◆ **DESCRIPTION OF THE TASK**:
Transcribe every line, keeping it exact.

[Stored data entries]

━━━━━━━━━━

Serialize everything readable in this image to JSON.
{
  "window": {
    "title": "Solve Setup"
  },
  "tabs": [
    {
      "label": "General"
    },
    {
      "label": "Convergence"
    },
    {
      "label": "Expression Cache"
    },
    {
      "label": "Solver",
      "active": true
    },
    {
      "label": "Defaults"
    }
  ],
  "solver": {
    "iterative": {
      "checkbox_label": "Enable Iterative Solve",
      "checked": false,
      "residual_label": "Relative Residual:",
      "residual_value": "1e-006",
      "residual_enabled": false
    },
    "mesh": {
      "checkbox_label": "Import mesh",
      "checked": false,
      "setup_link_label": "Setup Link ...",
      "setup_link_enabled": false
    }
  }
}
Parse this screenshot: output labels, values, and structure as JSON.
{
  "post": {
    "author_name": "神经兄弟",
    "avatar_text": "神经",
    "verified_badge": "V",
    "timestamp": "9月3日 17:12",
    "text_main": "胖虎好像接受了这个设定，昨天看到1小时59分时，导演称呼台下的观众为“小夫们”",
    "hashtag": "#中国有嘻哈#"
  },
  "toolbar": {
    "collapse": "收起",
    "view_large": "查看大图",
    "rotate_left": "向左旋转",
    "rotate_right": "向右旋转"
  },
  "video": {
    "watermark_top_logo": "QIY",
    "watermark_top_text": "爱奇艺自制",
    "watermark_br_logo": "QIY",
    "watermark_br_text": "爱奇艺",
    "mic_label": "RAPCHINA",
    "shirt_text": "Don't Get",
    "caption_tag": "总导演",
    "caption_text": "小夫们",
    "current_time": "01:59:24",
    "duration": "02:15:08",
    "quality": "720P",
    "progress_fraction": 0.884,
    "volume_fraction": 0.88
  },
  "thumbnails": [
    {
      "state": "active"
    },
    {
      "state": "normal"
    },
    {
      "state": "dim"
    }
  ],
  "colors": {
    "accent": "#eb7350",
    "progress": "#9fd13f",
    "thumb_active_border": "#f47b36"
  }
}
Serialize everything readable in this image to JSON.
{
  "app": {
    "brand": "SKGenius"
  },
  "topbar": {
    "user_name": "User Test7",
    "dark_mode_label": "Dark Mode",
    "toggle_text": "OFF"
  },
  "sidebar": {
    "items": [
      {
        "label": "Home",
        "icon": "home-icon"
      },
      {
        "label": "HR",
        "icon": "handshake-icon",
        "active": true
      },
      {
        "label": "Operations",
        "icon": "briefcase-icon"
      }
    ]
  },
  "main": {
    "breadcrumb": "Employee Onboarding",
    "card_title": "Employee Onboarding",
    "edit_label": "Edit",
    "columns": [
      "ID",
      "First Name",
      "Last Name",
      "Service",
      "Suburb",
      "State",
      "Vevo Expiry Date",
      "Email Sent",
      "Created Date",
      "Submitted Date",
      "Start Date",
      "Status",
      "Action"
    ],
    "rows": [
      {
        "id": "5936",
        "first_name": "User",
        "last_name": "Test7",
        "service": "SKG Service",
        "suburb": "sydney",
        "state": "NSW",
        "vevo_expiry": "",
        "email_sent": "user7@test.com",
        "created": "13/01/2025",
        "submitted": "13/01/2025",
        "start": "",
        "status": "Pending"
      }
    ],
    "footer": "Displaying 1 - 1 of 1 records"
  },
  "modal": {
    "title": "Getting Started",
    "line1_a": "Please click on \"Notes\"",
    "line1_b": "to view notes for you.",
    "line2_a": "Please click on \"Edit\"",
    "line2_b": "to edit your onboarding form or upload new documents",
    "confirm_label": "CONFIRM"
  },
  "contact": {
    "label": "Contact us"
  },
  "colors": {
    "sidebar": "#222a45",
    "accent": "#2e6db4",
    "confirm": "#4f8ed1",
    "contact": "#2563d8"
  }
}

━━━━━━━━━━

◆ **EXERCISE ANSWER**:
Serialize everything readable in this image to JSON.
{
  "window": {
    "title": "Solve Setup"
  },
  "tabs": [
    {
      "label": "General"
    },
    {
      "label": "Convergence"
    },
    {
      "label": "Expression Cache"
    },
    {
      "label": "Solver",
      "active": true
    },
    {
      "label": "Defaults"
    }
  ],
  "solver": {
    "iterative": {
      "checkbox_label": "Enable Iterative Solve",
      "checked": false,
      "residual_label": "Relative Residual:",
      "residual_value": "1e-006",
      "residual_enabled": false
    },
    "mesh": {
      "checkbox_label": "Import mesh",
      "checked": false,
      "setup_link_label": "Setup Link ...",
      "setup_link_enabled": false
    }
  }
}
Parse this screenshot: output labels, values, and structure as JSON.
{
  "post": {
    "author_name": "神经兄弟",
    "avatar_text": "神经",
    "verified_badge": "V",
    "timestamp": "9月3日 17:12",
    "text_main": "胖虎好像接受了这个设定，昨天看到1小时59分时，导演称呼台下的观众为“小夫们”",
    "hashtag": "#中国有嘻哈#"
  },
  "toolbar": {
    "collapse": "收起",
    "view_large": "查看大图",
    "rotate_left": "向左旋转",
    "rotate_right": "向右旋转"
  },
  "video": {
    "watermark_top_logo": "QIY",
    "watermark_top_text": "爱奇艺自制",
    "watermark_br_logo": "QIY",
    "watermark_br_text": "爱奇艺",
    "mic_label": "RAPCHINA",
    "shirt_text": "Don't Get",
    "caption_tag": "总导演",
    "caption_text": "小夫们",
    "current_time": "01:59:24",
    "duration": "02:15:08",
    "quality": "720P",
    "progress_fraction": 0.884,
    "volume_fraction": 0.88
  },
  "thumbnails": [
    {
      "state": "active"
    },
    {
      "state": "normal"
    },
    {
      "state": "dim"
    }
  ],
  "colors": {
    "accent": "#eb7350",
    "progress": "#9fd13f",
    "thumb_active_border": "#f47b36"
  }
}
Serialize everything readable in this image to JSON.
{
  "app": {
    "brand": "SKGenius"
  },
  "topbar": {
    "user_name": "User Test7",
    "dark_mode_label": "Dark Mode",
    "toggle_text": "OFF"
  },
  "sidebar": {
    "items": [
      {
        "label": "Home",
        "icon": "home-icon"
      },
      {
        "label": "HR",
        "icon": "handshake-icon",
        "active": true
      },
      {
        "label": "Operations",
        "icon": "briefcase-icon"
      }
    ]
  },
  "main": {
    "breadcrumb": "Employee Onboarding",
    "card_title": "Employee Onboarding",
    "edit_label": "Edit",
    "columns": [
      "ID",
      "First Name",
      "Last Name",
      "Service",
      "Suburb",
      "State",
      "Vevo Expiry Date",
      "Email Sent",
      "Created Date",
      "Submitted Date",
      "Start Date",
      "Status",
      "Action"
    ],
    "rows": [
      {
        "id": "5936",
        "first_name": "User",
        "last_name": "Test7",
        "service": "SKG Service",
        "suburb": "sydney",
        "state": "NSW",
        "vevo_expiry": "",
        "email_sent": "user7@test.com",
        "created": "13/01/2025",
        "submitted": "13/01/2025",
        "start": "",
        "status": "Pending"
      }
    ],
    "footer": "Displaying 1 - 1 of 1 records"
  },
  "modal": {
    "title": "Getting Started",
    "line1_a": "Please click on \"Notes\"",
    "line1_b": "to view notes for you.",
    "line2_a": "Please click on \"Edit\"",
    "line2_b": "to edit your onboarding form or upload new documents",
    "confirm_label": "CONFIRM"
  },
  "contact": {
    "label": "Contact us"
  },
  "colors": {
    "sidebar": "#222a45",
    "accent": "#2e6db4",
    "confirm": "#4f8ed1",
    "contact": "#2563d8"
  }
}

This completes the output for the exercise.